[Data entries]
-- Begin --
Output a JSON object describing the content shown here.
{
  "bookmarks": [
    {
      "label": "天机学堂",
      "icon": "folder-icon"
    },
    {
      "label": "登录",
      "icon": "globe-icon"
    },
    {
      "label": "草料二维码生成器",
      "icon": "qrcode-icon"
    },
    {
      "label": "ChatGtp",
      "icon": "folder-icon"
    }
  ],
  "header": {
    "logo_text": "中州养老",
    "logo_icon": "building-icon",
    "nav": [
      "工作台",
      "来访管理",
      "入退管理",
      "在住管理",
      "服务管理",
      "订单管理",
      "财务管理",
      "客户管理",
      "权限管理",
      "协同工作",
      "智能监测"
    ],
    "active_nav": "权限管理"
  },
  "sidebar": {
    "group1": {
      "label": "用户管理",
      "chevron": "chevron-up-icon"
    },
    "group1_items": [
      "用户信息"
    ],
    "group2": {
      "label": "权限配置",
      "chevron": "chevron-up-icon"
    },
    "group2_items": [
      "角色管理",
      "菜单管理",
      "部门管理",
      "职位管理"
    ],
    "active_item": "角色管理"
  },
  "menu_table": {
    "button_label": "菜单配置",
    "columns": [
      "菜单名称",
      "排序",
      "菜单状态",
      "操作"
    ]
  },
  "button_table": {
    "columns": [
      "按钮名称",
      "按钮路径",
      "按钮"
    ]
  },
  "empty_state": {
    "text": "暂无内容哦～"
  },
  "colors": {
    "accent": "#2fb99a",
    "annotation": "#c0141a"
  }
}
-- End --
Repeat every line of the records above exactly.

> [CORRECT RESULT]
Output a JSON object describing the content shown here.
{
  "bookmarks": [
    {
      "label": "天机学堂",
      "icon": "folder-icon"
    },
    {
      "label": "登录",
      "icon": "globe-icon"
    },
    {
      "label": "草料二维码生成器",
      "icon": "qrcode-icon"
    },
    {
      "label": "ChatGtp",
      "icon": "folder-icon"
    }
  ],
  "header": {
    "logo_text": "中州养老",
    "logo_icon": "building-icon",
    "nav": [
      "工作台",
      "来访管理",
      "入退管理",
      "在住管理",
      "服务管理",
      "订单管理",
      "财务管理",
      "客户管理",
      "权限管理",
      "协同工作",
      "智能监测"
    ],
    "active_nav": "权限管理"
  },
  "sidebar": {
    "group1": {
      "label": "用户管理",
      "chevron": "chevron-up-icon"
    },
    "group1_items": [
      "用户信息"
    ],
    "group2": {
      "label": "权限配置",
      "chevron": "chevron-up-icon"
    },
    "group2_items": [
      "角色管理",
      "菜单管理",
      "部门管理",
      "职位管理"
    ],
    "active_item": "角色管理"
  },
  "menu_table": {
    "button_label": "菜单配置",
    "columns": [
      "菜单名称",
      "排序",
      "菜单状态",
      "操作"
    ]
  },
  "button_table": {
    "columns": [
      "按钮名称",
      "按钮路径",
      "按钮"
    ]
  },
  "empty_state": {
    "text": "暂无内容哦～"
  },
  "colors": {
    "accent": "#2fb99a",
    "annotation": "#c0141a"
  }
}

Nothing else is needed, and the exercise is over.